Within the lines below, find those that hold the string "voltage" and copy each one.

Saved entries
######

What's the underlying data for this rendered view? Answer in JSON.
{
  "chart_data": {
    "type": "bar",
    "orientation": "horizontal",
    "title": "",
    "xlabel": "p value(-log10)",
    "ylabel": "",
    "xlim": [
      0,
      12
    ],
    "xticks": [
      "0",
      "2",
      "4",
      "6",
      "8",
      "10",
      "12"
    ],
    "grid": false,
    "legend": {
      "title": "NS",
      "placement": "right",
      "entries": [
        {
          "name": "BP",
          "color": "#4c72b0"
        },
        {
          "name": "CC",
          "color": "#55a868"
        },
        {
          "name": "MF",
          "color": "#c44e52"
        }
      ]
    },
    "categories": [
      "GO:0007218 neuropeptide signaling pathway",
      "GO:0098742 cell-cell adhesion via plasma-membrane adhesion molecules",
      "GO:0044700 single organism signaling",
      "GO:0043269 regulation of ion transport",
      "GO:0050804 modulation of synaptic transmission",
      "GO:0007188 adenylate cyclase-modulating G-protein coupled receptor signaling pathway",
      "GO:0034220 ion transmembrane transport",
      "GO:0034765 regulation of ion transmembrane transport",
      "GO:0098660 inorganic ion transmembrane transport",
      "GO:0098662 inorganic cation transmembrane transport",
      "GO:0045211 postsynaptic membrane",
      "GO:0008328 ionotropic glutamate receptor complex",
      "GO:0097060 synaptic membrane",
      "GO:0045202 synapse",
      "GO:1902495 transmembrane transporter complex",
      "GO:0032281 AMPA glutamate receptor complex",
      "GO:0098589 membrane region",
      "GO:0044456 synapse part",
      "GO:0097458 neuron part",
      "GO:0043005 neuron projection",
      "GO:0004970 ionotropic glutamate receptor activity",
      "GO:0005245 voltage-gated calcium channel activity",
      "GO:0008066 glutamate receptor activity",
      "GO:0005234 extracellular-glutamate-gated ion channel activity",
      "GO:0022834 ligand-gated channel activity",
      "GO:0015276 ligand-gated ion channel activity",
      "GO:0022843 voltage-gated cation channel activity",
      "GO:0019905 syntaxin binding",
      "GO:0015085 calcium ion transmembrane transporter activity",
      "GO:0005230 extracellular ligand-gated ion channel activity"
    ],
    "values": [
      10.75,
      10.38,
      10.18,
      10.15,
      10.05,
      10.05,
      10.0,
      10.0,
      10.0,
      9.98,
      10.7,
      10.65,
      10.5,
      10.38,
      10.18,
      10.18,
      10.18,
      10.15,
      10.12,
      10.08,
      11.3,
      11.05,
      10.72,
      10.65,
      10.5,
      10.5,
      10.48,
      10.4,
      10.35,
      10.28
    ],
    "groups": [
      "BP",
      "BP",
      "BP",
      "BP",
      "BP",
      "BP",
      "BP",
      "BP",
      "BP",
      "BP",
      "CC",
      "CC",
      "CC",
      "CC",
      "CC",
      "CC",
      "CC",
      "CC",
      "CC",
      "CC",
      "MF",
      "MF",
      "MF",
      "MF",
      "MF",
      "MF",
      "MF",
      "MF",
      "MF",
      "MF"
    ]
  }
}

######

- [OUTPUT FOR THIS EXERCISE]
      "GO:0005245 voltage-gated calcium channel activity",
      "GO:0022843 voltage-gated cation channel activity",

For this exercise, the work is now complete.